═════ Information given ═════

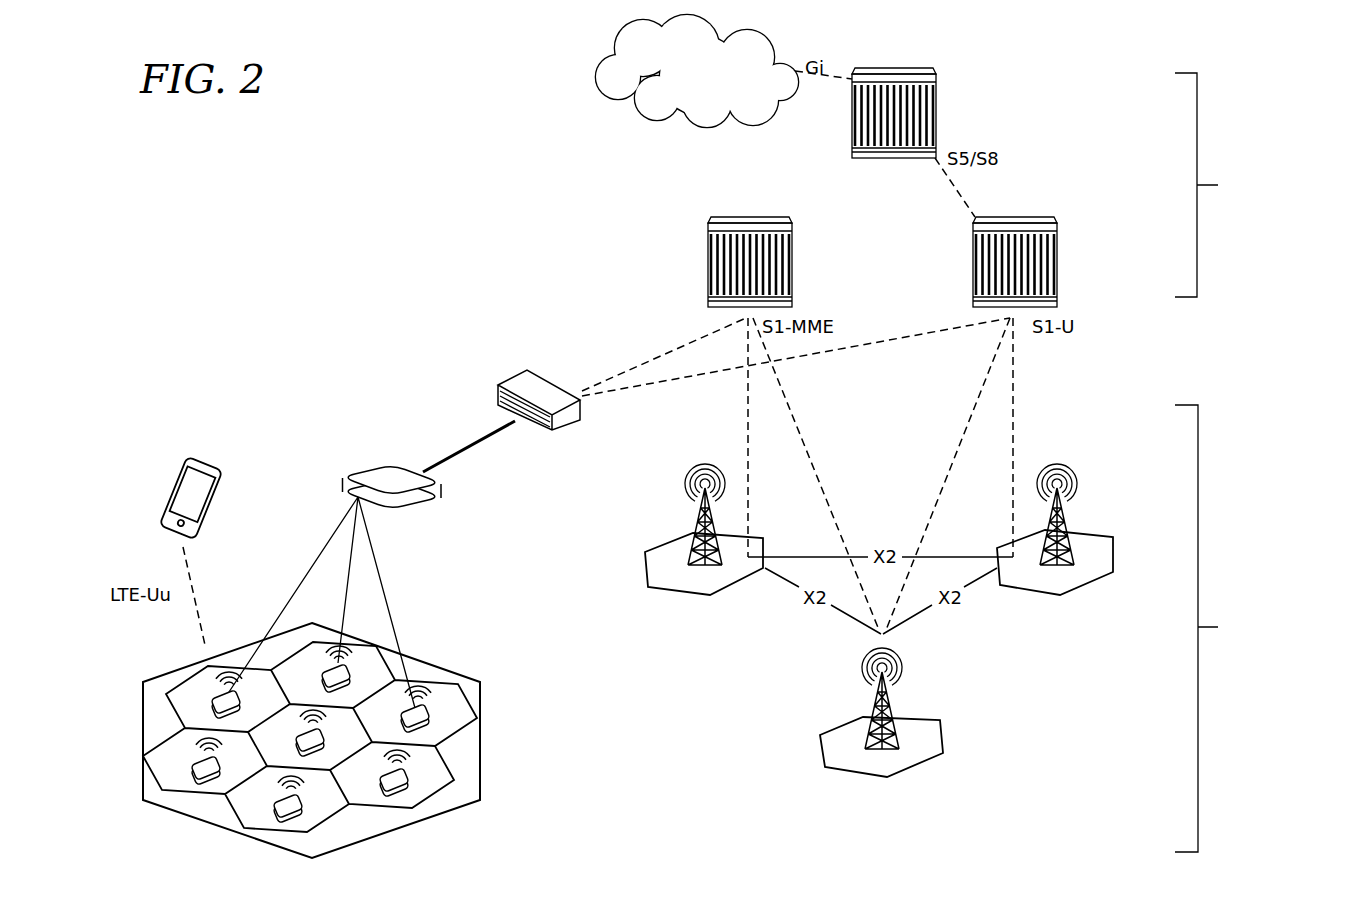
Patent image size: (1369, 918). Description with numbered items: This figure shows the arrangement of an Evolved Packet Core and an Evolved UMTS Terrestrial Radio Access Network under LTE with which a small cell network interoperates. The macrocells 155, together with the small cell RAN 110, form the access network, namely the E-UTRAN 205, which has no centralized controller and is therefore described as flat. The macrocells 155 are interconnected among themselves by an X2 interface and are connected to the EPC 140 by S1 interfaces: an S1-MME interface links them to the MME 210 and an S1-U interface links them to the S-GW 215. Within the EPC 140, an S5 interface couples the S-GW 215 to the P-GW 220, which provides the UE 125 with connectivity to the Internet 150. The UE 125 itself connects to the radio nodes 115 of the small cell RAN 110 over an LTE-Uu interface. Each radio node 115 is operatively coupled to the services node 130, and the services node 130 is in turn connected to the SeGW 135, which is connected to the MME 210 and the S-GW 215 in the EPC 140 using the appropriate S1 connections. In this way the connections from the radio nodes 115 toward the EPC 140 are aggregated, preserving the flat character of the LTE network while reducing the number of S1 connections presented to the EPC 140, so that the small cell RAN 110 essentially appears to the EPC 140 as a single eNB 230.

The small cell RAN 110 is at (343, 728).
The radio nodes 115 is at (465, 744).
The UE 125 is at (182, 465).
The services node 130 is at (444, 493).
The SeGW 135 is at (527, 370).
The EPC 140 is at (990, 173).
The Internet 150 is at (607, 62).
The macrocells 155 is at (880, 620).
The E-UTRAN 205 is at (972, 628).
The MME 210 is at (793, 233).
The S-GW 215 is at (1058, 247).
The P-GW 220 is at (937, 83).
The single eNB 230 is at (482, 697).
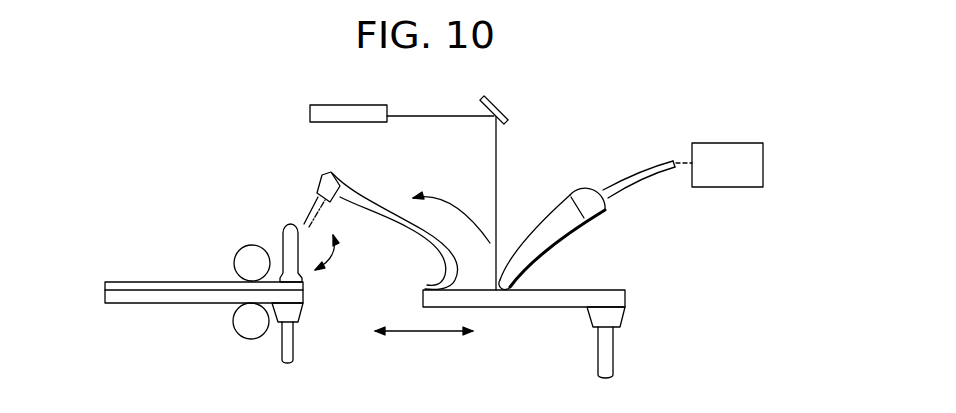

═════

Problem statement: Copy out every line of text in the material above word for word, leaving out the pictures.

Reply to the task:
Patent image size: (1369, 918). Description with numbered items: This figure shows the arrangement of an Evolved Packet Core and an Evolved UMTS Terrestrial Radio Access Network under LTE with which a small cell network interoperates. The macrocells 155, together with the small cell RAN 110, form the access network, namely the E-UTRAN 205, which has no centralized controller and is therefore described as flat. The macrocells 155 are interconnected among themselves by an X2 interface and are connected to the EPC 140 by S1 interfaces: an S1-MME interface links them to the MME 210 and an S1-U interface links them to the S-GW 215. Within the EPC 140, an S5 interface couples the S-GW 215 to the P-GW 220, which provides the UE 125 with connectivity to the Internet 150. The UE 125 itself connects to the radio nodes 115 of the small cell RAN 110 over an LTE-Uu interface. Each radio node 115 is operatively coupled to the services node 130, and the services node 130 is in turn connected to the SeGW 135, which is connected to the MME 210 and the S-GW 215 in the EPC 140 using the appropriate S1 connections. In this way the connections from the radio nodes 115 toward the EPC 140 are aggregated, preserving the flat character of the LTE network while reducing the number of S1 connections presented to the EPC 140, so that the small cell RAN 110 essentially appears to the EPC 140 as a single eNB 230.

The small cell RAN 110 is at (343, 728).
The radio nodes 115 is at (465, 744).
The UE 125 is at (182, 465).
The services node 130 is at (444, 493).
The SeGW 135 is at (527, 370).
The EPC 140 is at (990, 173).
The Internet 150 is at (607, 62).
The macrocells 155 is at (880, 620).
The E-UTRAN 205 is at (972, 628).
The MME 210 is at (793, 233).
The S-GW 215 is at (1058, 247).
The P-GW 220 is at (937, 83).
The single eNB 230 is at (482, 697).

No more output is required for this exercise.